* Estratto del documento *

I beni pubblici, sono i beni che soddisfano queste due condizioni: non rivalità nel consumo (il mio consumo del bene non diminuisce la disponibilità per gli altri cittadini della collettività); non possibilità di esclusione (non è tecnicamente possibile, o economicamente desiderabile, impedire a qualcuno il godimento di un bene). Tra i beni pubblici e i beni privati di mercato si ha una situazione opposta. Non esiste un mercato dei beni pubblici, non si possono vendere o comprare. I beni pubblici possono riguardare una collettività nazionale o locale (beni pubblici locali), o parti della società. Qualche esempio: la collettività dei naviganti nel caso del faro per la navigazione, la popolazione di un comune, nel caso di una piazza, dei giardini pubblici. Soprattutto, in questi mesi, emerge il fatto che la sanità è un bene pubblico.
I beni collettivi sono proprietà private a gestione collettiva, riguardano le risorse di una comunità: ad esempio i pascoli, i boschi, le aree di pesca utilizzati da gruppi formati da privati. I beni collettivi sono esposti al rischio dello sfruttamento eccessivo. Le regolazioni dell’uso influiscono sulla possibilità di mantenere o distruggere le risorse collettive. Il premio Nobel 2009 Elinor Ostrom ha evidenziato l’importanza dei beni collettivi ed i positivi risultati in termini di efficienza ed efficacia nel caso di gestione condivisa di risorse naturali comunque private, che possono evitare i problemi quali “la tragedia dei beni comuni”. È appena il caso di ricordare che il dibattito sulla legge n. 168/2017 in materia di domini collettivi ha fatto registrare il tentativo di avvicinare gli usi civici, definiti propriamente beni collettivi, ai beni comuni (Oliverio, 2018).
I beni demaniali dal punto di vista giuridico sono considerati beni pubblici, i beni patrimoniali degli enti pubblici territoriali. La distinzione tra demanio e patrimonio indisponibile degli enti territoriali non è chiara. Tuttavia, possiamo ricordare i seguenti tipi di demanio: marittimo (ad esempio il faro, le spiagge), idrico, militare, ferroviario, stradale, aeronautico. Il patrimonio di un ente pubblico può essere distinto in disponibile, può essere venduto, o indisponibile, non può essere venduto.
Rispetto alle definizioni sopra riportate è opportuno ricordare che: - i beni comuni possono generare sovrapposizioni e confusioni in parte riconducibili alla distorsione del termine commons che rinvia invece a beni collettivi; - i beni demaniali possono essere distinti in demanio naturale, legale, necessario e accidentale, ecc. (codice civile art. 822). Nel caso delle concessioni balneari siamo in presenza di costi pubblici (la difesa delle coste dall’erosione) e dell’utilizzo di privati, con affidamenti reiterati delle concessioni senza gara e con entrate scarse per lo Stato. Oggetto della demanialità possono essere solo i beni immobili. Dunque, in questa classificazione economica non c’è spazio per i beni comuni che sono un costrutto recente del dibattito politico-giuridico italiano.

* Materiale *

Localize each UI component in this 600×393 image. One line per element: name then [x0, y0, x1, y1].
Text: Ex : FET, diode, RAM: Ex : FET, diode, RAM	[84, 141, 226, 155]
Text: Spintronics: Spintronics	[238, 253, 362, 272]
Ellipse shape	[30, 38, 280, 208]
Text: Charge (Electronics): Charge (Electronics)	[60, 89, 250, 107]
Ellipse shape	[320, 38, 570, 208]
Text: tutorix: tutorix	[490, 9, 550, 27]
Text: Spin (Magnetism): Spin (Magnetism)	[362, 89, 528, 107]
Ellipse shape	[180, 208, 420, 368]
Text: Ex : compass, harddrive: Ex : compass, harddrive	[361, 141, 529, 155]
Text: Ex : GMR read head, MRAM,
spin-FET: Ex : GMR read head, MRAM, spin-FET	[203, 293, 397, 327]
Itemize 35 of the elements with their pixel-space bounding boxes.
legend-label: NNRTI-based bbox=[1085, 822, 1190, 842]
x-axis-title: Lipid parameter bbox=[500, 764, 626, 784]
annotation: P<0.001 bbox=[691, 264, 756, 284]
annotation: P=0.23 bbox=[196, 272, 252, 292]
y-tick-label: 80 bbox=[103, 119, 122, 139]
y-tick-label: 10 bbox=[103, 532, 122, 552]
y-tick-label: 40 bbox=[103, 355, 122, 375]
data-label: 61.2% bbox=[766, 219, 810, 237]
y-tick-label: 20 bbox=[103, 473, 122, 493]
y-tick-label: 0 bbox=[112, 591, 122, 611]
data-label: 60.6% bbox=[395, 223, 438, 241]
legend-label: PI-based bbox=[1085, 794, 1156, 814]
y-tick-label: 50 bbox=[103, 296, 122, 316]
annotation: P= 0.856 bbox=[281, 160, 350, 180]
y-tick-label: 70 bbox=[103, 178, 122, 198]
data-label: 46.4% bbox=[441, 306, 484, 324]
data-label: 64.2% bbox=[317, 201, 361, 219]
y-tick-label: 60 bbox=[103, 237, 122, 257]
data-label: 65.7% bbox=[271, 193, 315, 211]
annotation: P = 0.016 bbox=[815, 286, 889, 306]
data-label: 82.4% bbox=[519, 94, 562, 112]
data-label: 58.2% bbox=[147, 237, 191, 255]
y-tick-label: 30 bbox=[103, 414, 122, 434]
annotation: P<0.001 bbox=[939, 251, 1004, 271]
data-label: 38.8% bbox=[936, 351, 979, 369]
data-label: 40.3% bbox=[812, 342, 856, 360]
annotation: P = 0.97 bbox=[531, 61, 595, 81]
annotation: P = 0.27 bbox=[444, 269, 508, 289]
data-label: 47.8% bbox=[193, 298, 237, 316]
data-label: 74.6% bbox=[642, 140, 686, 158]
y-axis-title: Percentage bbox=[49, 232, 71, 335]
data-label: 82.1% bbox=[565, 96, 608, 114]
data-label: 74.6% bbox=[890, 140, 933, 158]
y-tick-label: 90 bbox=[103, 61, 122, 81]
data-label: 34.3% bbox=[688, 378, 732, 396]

* * *

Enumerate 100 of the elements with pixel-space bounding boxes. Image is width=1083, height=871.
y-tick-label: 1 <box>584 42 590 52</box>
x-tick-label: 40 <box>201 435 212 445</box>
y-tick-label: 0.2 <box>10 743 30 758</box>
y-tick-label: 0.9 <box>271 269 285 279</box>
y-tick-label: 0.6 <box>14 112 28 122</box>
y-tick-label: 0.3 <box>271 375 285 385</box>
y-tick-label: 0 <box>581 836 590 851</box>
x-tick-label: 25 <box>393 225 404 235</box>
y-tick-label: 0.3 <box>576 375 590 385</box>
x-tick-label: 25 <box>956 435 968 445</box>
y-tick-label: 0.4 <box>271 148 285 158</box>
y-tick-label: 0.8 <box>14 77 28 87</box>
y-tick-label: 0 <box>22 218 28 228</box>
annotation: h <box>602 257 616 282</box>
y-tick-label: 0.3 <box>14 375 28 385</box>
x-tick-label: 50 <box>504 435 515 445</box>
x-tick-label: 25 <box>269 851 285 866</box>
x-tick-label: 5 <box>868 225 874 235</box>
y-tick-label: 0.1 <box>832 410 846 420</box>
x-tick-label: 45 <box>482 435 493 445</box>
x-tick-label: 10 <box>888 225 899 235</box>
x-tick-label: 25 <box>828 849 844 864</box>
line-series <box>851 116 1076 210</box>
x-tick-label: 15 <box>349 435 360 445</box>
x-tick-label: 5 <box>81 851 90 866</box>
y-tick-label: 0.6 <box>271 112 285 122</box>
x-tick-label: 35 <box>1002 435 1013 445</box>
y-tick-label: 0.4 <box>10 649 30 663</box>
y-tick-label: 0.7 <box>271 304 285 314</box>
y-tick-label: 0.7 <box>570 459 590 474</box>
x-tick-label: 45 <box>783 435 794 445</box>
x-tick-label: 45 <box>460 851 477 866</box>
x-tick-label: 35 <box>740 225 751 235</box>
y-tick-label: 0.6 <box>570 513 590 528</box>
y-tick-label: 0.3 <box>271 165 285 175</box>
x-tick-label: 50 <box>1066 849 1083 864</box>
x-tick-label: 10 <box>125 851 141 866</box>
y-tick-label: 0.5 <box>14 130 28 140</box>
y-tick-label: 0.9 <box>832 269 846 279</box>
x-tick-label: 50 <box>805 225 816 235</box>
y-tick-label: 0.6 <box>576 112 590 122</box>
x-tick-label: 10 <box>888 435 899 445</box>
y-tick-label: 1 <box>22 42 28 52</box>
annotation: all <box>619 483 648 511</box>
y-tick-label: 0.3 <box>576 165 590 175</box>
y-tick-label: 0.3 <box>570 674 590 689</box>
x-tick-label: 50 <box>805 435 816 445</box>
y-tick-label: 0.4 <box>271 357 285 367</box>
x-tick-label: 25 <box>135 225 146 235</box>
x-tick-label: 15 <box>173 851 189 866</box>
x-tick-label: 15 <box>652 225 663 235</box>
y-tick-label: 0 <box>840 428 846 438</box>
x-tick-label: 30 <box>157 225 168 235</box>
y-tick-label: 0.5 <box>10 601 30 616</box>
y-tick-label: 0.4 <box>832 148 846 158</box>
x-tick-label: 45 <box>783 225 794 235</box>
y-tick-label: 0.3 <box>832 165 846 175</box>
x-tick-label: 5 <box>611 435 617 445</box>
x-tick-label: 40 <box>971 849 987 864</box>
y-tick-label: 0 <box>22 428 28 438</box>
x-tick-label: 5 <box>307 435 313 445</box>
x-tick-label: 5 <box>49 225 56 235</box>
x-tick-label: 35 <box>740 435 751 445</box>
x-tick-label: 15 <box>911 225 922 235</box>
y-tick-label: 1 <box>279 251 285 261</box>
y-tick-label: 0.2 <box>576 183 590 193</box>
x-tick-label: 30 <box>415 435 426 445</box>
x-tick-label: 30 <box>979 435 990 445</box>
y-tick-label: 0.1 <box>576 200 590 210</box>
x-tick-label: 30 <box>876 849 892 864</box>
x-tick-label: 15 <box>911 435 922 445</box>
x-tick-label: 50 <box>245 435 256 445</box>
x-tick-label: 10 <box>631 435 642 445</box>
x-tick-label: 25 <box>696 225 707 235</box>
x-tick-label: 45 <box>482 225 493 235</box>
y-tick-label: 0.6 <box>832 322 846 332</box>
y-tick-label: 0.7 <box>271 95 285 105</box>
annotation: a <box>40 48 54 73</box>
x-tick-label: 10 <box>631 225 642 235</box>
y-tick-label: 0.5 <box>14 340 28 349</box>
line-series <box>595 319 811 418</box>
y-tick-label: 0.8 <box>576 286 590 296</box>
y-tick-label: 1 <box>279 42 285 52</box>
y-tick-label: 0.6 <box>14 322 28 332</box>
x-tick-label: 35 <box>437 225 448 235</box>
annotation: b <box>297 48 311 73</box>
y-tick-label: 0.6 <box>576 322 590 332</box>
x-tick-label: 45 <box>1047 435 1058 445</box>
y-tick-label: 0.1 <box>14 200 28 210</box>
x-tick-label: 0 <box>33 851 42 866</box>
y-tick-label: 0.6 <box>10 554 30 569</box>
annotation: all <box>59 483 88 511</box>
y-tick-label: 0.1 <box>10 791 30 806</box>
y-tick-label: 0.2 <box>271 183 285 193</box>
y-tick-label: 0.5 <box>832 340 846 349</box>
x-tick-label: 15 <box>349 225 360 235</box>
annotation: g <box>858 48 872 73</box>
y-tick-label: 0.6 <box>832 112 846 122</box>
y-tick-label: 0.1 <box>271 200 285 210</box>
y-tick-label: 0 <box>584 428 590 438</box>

* Problemi e compiti *
1 – Elenca tutti i tipi di demanio citati nell'estratto sui beni pubblici dopo le parole "possiamo ricordare i seguenti tipi di demanio".
2 – Prosegui l'estratto sui beni pubblici a partire dalla frase che si chiude con "dibattito politico-giuridico italiano".

* Risposte ai compiti *
1 – Marittimo, idrico, militare, ferroviario, stradale, aeronautico.

2 –
A fronte della grande attenzione dedicata ai beni comuni e all’accesso alla terra, va rilevata la poca attenzione ai beni demaniali, in particolare alle aree militari dismesse. È su questo tema che Francesco Gastaldi e Federico Camerin – nel loro ultimo libro: Aree militari dismesse e rigenerazione urbana. Potenzialità di valorizzazione del territorio, innovazioni legislative e di processo (LetteraVentidue, 2019) – concentrano l’attenzione. Tema sul quale la confusione è grande e per questo la situazione generale non è eccellente. Ebbene, come il lettore potrà verificare, gli autori riescono a fare chiarezza su temi e problemi complessi, molto rilevanti per il governo del territorio e delle città e sostanzialmente trascurati. Oltre alle questioni normative e amministrative, come osservato a p. 17 dell’introduzione (pp.15-22), la valorizzazione dei beni immobili pubblici è stata influenzata anche dalle recenti posizioni di numerosi autori, spesso protagonisti del dibattito sui beni comuni sopra richiamati. Una posizione sostanzialmente a favore del mantenimento del patrimonio immobiliare dello Stato e contraria alle dismissioni, ma non nuova poiché si era già manifestata anche per la tutela/valorizzazione del patrimonio culturale. Tuttavia, la recente situazione di crisi sanitaria ha portato a proposte che vanno in una direzione inattesa. Secondo il senatore Luigi Zanda, tesoriere del Partito democratico, per esempio, ”per far fronte al nostro fabbisogno straordinario senza far esplodere il debito pubblico potremmo dare in garanzia il patrimonio immobiliare di proprietà statale”, compresi Palazzo Chigi e Montecitorio!!! (intervista a "la Repubblica" del 28 marzo 2020).
Nel capitolo 1 dedicato a Difficoltà e questioni nella gestione del patrimonio immobiliare (pp. 25-33) emerge che fin dai primi anni ’90 il dossier patrimonio immobiliare pubblico è stato considerato non tanto come una politica pubblica, quanto un obiettivo dei documenti di finanza pubblica, delle spending review, dal quale ottenere un contributo, per altro sempre disatteso, per ridurre il debito pubblico. Emerge inoltre, la complessità del problema nelle relazioni tra il livello centrale e locale. Il primo ha dovuto fare i conti con le diverse esigenze della difesa nazionale e dell’organizzazione delle sue strutture in periferia. Il secondo ha dovuto fare i conti con le difficoltà e le opportunità per le città di trattare la questione aree militari dismesse all’interno della casistica dei cosiddetti vuoti urbani e dei processi di riqualificazione, già messe alla prova con le aree industriali dismesse. Di conseguenza “L’inerziale gestione del patrimonio militare ha avuto ripercussioni negative sulle città italiane (…)” (p. 29)”. Anche in questo caso “le politiche del centro si sono fermate in periferia”.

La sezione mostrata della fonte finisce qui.